*TASK BRIEF:*
Search the data for the string "และว" and extract every line where it appears.

*RECORDS SUPPLIED:*
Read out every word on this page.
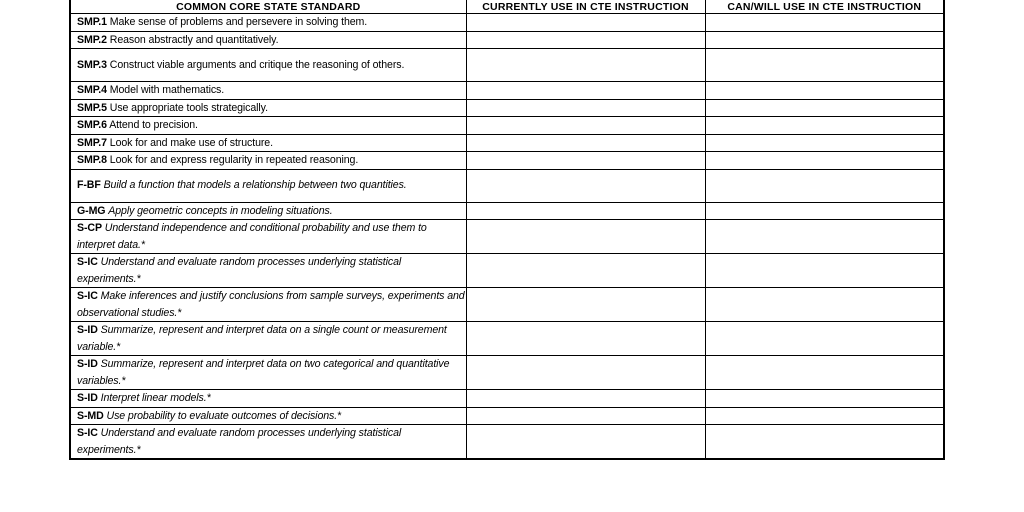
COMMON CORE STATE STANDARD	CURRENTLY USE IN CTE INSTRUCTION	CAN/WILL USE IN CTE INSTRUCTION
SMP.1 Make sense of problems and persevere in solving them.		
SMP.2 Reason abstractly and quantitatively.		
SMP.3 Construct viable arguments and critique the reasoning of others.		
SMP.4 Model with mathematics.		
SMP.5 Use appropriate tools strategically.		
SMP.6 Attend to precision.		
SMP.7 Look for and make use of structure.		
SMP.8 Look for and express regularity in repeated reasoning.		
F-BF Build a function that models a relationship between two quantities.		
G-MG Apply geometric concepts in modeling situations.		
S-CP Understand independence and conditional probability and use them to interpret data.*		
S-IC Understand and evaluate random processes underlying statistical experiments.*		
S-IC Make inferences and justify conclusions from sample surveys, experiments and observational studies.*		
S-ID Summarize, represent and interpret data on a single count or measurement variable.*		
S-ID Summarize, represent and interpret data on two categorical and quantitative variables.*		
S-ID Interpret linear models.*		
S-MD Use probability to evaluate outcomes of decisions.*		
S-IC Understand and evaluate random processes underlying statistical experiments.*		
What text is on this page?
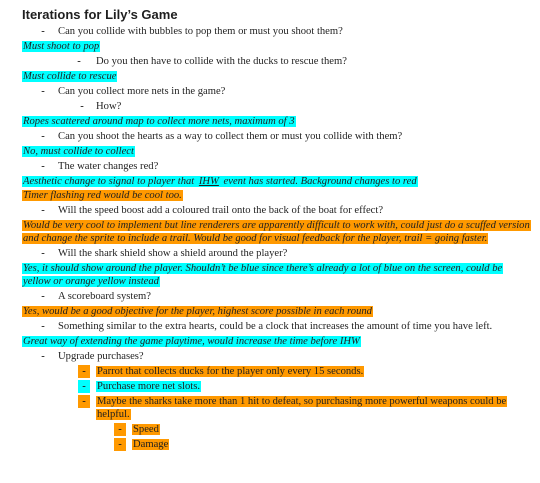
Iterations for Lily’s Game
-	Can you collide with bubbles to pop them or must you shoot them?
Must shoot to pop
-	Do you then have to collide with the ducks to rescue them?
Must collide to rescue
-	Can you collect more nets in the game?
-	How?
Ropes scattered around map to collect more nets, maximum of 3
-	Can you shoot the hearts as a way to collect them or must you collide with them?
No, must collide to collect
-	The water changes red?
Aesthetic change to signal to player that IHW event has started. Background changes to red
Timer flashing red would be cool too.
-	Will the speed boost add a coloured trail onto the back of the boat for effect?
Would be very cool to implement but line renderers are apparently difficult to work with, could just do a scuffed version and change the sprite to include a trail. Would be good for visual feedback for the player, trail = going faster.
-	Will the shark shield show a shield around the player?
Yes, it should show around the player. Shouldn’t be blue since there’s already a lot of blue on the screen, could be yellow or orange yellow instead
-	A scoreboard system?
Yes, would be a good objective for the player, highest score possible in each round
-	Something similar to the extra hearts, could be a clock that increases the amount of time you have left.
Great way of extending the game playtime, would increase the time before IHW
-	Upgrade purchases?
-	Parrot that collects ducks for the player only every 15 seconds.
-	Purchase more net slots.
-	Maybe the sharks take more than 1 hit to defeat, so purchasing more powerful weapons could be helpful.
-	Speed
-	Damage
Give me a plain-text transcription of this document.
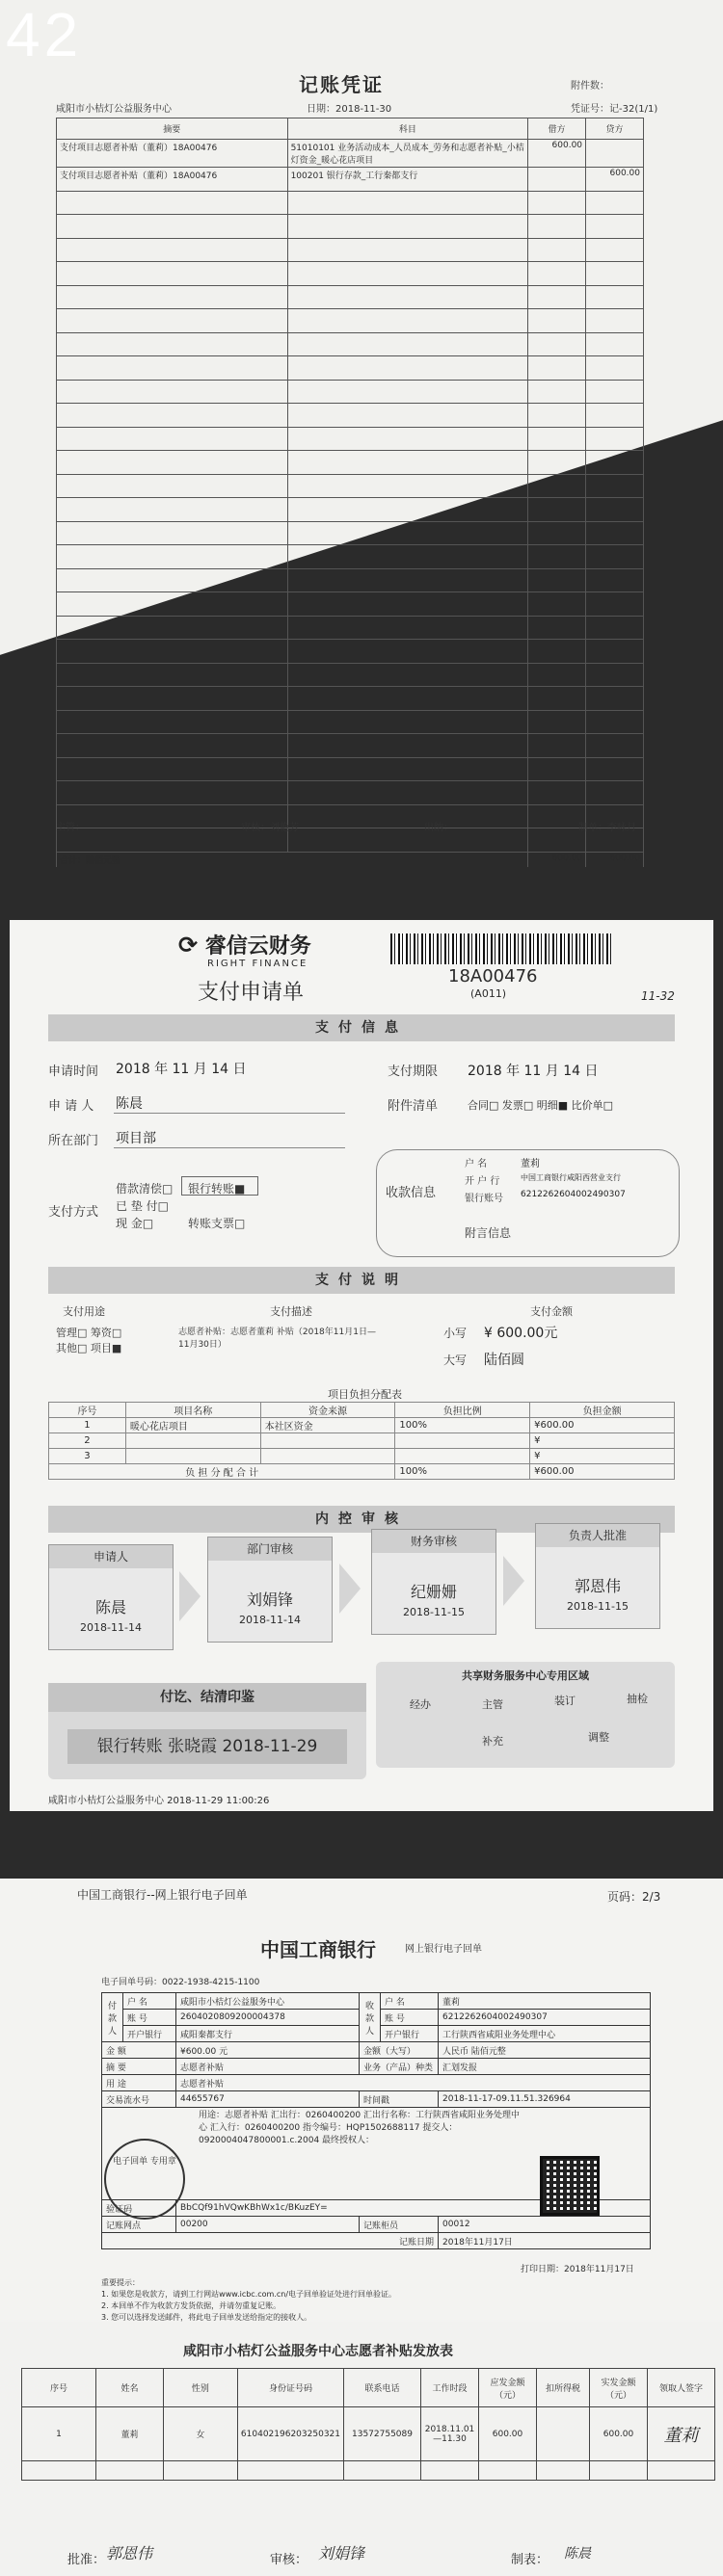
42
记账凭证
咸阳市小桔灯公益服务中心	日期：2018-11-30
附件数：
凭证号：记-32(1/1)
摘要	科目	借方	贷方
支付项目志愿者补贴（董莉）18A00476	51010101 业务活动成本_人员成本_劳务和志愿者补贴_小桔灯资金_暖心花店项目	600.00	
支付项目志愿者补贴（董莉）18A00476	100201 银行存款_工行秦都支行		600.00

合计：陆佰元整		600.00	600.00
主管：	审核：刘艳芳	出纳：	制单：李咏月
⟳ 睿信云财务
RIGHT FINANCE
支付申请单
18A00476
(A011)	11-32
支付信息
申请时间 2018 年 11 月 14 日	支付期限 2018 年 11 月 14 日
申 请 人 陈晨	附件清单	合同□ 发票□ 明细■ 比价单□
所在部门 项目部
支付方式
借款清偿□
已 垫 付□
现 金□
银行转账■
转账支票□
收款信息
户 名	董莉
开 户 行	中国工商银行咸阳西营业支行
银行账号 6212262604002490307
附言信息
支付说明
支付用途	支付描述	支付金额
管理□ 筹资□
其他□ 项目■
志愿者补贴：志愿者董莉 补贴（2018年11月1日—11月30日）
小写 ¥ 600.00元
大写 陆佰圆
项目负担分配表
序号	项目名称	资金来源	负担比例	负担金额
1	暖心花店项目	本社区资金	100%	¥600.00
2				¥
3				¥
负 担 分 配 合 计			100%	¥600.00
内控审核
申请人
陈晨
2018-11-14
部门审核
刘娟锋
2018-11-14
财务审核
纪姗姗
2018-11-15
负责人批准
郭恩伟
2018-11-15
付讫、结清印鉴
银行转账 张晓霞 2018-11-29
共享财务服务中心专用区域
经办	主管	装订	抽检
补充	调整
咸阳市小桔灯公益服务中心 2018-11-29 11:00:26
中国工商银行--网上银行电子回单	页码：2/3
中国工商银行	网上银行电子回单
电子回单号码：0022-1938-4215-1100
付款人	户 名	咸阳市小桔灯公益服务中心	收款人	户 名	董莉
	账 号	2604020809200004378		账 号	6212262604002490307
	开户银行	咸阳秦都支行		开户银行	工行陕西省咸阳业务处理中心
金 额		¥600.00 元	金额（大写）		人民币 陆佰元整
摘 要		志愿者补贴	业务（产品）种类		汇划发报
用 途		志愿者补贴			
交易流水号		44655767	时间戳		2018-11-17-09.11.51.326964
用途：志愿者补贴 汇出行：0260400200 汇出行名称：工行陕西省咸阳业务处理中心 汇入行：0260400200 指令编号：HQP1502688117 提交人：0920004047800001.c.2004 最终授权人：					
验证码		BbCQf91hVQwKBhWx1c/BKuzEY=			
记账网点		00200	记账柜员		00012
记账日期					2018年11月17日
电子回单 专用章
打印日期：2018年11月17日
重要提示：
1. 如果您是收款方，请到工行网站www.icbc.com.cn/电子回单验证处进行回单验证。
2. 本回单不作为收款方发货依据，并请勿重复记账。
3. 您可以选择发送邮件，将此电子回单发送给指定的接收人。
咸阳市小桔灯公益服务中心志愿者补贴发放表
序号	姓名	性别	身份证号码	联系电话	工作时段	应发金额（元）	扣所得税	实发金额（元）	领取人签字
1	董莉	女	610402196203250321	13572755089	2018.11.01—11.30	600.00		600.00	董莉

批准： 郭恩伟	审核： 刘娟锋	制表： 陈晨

---

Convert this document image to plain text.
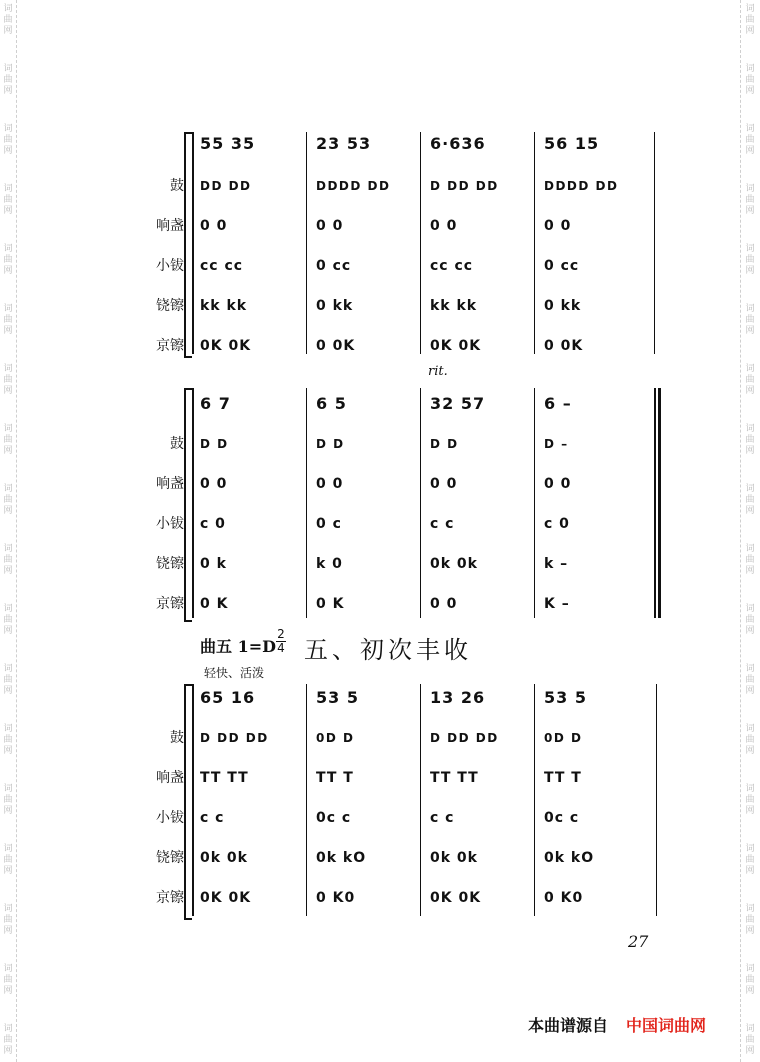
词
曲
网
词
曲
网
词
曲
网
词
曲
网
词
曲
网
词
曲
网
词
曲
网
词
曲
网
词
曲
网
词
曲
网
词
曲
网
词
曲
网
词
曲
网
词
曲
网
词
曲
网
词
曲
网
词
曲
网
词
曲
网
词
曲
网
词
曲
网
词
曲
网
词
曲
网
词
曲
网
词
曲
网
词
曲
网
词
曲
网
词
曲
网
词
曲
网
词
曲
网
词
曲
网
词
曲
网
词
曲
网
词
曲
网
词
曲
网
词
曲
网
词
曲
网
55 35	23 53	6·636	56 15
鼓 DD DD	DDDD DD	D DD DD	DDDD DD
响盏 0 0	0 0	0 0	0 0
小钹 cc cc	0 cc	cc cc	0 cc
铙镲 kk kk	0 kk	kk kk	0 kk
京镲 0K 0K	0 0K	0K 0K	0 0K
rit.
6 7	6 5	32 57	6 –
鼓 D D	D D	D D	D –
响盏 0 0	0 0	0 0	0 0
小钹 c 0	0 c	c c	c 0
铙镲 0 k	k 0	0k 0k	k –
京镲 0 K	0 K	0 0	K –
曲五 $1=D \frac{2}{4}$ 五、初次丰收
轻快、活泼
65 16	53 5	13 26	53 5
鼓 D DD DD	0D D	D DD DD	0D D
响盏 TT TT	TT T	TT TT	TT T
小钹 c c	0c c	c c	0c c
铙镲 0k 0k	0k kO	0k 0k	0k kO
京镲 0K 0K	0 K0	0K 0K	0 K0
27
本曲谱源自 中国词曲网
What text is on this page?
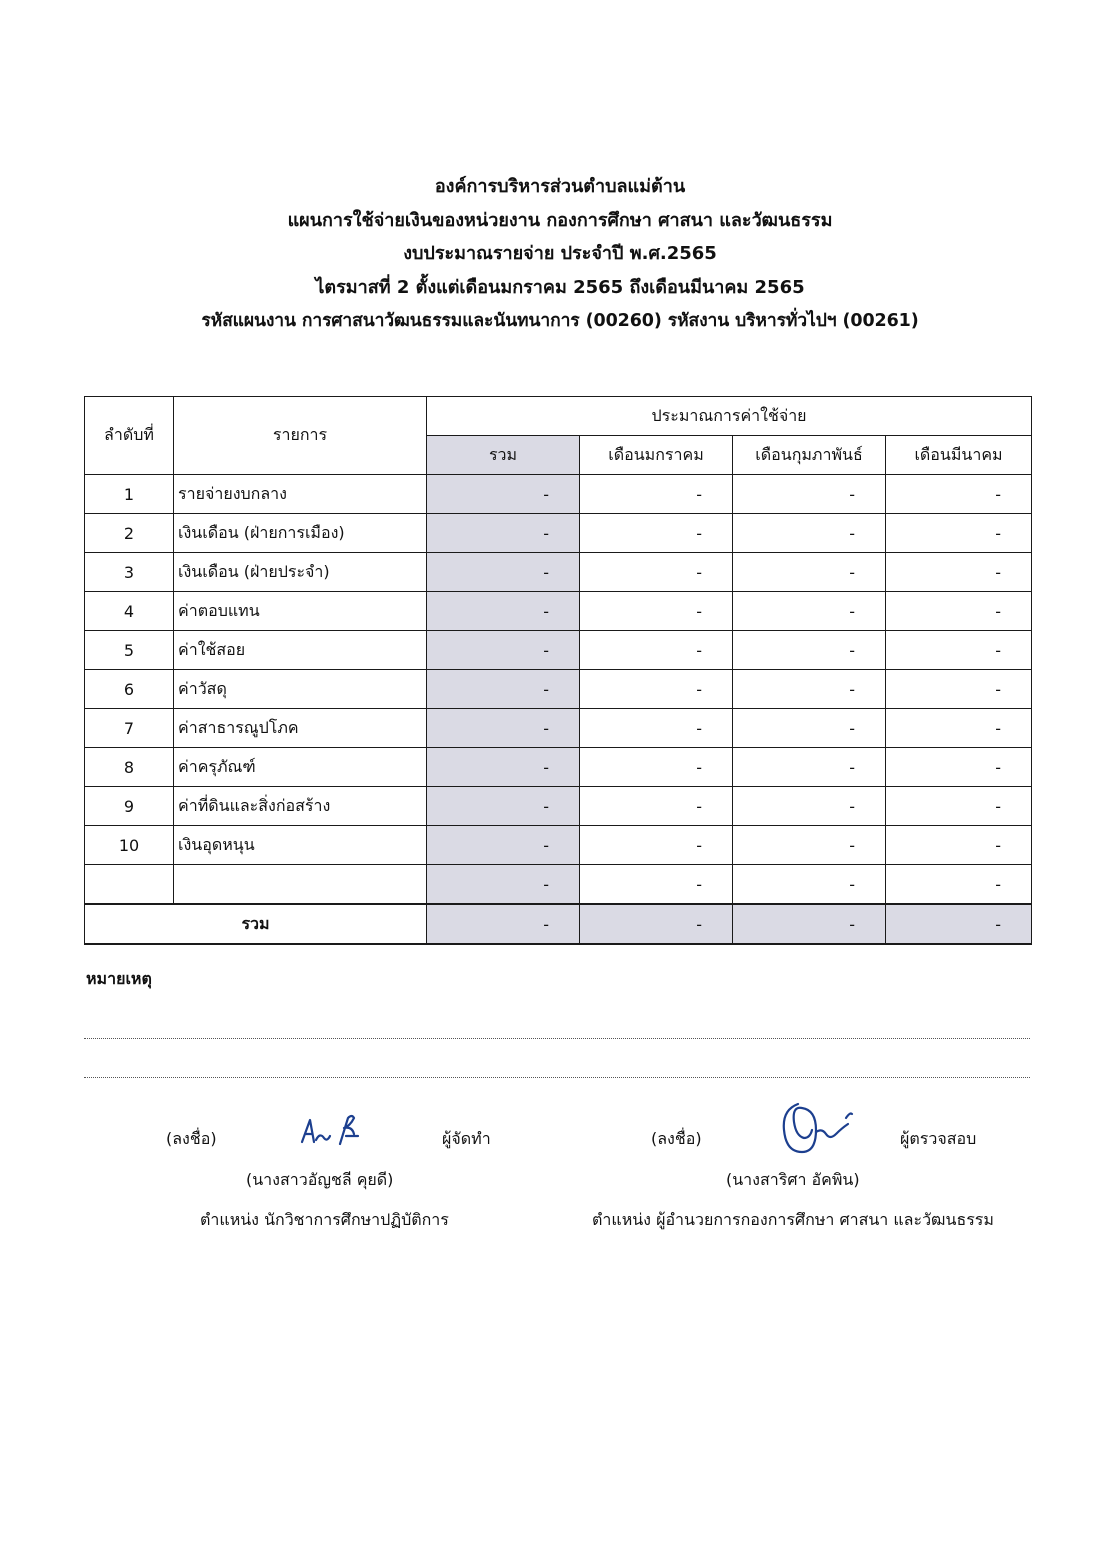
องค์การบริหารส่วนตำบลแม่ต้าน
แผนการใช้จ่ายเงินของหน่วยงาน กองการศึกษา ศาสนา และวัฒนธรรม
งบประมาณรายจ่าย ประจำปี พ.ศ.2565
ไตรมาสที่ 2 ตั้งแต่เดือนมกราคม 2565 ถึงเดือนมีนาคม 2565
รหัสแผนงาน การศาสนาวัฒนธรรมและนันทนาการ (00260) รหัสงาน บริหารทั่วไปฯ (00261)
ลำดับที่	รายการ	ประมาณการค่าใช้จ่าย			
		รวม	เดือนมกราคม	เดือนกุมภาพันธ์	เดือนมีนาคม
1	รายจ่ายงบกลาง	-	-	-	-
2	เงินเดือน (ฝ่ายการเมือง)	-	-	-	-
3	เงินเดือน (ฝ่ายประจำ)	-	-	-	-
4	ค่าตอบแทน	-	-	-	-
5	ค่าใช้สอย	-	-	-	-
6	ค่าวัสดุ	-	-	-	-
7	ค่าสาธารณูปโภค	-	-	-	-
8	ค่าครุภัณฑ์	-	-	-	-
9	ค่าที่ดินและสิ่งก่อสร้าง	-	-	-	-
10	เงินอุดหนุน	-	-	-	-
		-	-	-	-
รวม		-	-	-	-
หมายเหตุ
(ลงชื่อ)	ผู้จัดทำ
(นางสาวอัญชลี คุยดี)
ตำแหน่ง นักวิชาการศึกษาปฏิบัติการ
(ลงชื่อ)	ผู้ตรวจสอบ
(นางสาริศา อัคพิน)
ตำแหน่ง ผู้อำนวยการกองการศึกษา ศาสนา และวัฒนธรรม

*FINISHED TASK:*
แผนการใช้จ่ายเงินของหน่วยงาน กองการศึกษา ศาสนา และวัฒนธรรม
ตำแหน่ง ผู้อำนวยการกองการศึกษา ศาสนา และวัฒนธรรม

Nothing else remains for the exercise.